**What you will do**
Of the lines in the listing below, how many hold "text"? Answer with the number only.

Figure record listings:

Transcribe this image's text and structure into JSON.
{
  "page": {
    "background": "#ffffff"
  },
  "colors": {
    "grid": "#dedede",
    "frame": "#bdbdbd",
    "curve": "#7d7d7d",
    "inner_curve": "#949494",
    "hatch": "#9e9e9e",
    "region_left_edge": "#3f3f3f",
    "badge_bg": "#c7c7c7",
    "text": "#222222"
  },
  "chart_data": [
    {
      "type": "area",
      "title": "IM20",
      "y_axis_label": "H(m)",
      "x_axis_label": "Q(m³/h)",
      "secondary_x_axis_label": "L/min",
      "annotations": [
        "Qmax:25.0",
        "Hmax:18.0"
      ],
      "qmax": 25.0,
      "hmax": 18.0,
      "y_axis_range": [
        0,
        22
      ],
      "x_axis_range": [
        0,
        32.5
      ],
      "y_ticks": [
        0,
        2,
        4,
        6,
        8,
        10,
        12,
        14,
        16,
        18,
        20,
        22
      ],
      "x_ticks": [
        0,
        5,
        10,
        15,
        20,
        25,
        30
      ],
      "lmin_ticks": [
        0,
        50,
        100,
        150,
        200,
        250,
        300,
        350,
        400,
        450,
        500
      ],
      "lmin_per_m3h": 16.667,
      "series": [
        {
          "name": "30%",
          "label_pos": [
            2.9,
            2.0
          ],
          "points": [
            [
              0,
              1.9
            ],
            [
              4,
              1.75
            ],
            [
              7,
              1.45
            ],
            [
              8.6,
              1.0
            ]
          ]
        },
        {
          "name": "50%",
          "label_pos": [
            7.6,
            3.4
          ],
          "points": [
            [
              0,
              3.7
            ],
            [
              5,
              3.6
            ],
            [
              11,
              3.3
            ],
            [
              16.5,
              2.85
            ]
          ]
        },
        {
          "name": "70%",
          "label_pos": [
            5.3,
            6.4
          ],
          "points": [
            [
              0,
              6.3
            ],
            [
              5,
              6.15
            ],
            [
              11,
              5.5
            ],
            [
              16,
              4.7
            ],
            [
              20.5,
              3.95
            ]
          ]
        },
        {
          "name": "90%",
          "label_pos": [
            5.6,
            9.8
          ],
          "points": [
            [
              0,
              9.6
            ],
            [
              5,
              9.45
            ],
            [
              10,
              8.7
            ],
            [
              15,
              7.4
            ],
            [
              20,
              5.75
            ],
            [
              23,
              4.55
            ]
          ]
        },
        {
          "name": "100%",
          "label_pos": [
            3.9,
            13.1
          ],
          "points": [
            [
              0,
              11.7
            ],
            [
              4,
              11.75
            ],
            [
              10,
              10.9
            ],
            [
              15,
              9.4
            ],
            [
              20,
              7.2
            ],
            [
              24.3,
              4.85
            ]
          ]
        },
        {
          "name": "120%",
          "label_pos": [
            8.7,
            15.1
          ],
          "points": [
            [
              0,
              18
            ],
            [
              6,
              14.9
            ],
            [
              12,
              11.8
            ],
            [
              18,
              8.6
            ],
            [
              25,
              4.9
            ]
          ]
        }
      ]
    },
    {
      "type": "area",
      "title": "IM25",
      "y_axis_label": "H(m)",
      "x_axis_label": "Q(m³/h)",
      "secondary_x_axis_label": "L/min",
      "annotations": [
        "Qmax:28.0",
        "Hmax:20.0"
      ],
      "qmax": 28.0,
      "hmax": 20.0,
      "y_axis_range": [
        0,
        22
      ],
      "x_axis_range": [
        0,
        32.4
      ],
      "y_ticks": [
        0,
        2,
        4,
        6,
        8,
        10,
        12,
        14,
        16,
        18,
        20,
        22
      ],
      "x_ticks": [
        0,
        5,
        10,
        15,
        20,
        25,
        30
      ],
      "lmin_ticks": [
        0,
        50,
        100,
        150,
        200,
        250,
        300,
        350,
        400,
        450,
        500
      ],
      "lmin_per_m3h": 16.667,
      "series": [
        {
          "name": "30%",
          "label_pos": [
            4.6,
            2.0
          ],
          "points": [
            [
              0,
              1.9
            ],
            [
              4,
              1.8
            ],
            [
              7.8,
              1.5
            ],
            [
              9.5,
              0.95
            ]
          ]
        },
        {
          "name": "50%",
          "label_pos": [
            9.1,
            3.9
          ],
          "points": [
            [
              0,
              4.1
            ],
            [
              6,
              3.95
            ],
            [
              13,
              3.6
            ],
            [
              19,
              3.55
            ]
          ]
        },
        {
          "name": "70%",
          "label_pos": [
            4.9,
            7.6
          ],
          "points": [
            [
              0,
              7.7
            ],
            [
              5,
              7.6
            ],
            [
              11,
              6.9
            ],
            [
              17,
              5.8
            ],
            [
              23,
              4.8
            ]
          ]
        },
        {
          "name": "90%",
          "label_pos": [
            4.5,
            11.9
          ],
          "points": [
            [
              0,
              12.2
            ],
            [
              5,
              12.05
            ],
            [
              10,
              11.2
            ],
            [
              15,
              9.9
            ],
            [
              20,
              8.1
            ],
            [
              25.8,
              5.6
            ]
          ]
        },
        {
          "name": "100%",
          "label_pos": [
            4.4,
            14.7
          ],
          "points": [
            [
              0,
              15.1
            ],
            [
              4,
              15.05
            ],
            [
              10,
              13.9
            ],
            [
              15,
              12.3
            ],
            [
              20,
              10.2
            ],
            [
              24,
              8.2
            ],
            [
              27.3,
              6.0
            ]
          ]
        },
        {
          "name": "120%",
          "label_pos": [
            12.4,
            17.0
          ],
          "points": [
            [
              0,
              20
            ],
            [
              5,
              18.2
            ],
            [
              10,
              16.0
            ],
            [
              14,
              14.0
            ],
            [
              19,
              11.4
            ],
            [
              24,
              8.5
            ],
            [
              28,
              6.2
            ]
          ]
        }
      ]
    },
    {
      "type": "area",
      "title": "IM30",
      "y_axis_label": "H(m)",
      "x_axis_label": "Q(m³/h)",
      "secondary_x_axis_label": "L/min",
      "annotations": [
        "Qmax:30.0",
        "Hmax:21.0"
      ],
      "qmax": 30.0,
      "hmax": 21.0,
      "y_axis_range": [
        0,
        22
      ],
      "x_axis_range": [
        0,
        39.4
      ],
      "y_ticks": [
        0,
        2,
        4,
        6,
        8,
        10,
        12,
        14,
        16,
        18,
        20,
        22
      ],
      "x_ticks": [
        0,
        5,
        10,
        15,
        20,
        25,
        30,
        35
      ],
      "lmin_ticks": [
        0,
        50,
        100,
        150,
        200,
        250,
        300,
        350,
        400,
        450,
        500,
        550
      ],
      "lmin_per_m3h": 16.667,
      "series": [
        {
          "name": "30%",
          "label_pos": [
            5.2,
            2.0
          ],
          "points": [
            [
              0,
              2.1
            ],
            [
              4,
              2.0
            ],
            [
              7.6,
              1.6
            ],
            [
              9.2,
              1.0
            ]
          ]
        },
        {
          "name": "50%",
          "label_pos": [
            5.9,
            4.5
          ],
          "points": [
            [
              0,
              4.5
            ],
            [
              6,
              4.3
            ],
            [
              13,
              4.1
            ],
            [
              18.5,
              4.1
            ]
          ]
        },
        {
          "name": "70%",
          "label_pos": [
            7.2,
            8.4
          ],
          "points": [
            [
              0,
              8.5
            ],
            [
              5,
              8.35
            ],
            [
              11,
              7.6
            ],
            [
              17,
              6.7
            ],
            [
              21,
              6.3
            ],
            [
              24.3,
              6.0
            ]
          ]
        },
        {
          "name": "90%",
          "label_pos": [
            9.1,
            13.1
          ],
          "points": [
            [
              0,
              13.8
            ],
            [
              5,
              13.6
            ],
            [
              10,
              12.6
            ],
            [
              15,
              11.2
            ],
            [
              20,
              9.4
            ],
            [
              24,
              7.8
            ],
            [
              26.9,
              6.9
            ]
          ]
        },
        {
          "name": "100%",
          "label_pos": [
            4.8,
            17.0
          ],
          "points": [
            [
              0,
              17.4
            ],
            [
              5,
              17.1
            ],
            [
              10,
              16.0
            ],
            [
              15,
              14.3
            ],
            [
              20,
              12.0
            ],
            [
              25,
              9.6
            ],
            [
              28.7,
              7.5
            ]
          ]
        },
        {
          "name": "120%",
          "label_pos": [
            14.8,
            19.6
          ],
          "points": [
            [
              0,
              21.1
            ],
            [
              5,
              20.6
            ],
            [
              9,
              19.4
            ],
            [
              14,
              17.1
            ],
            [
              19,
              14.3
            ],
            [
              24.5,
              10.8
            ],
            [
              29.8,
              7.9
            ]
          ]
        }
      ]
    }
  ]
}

**Exercise solution**
2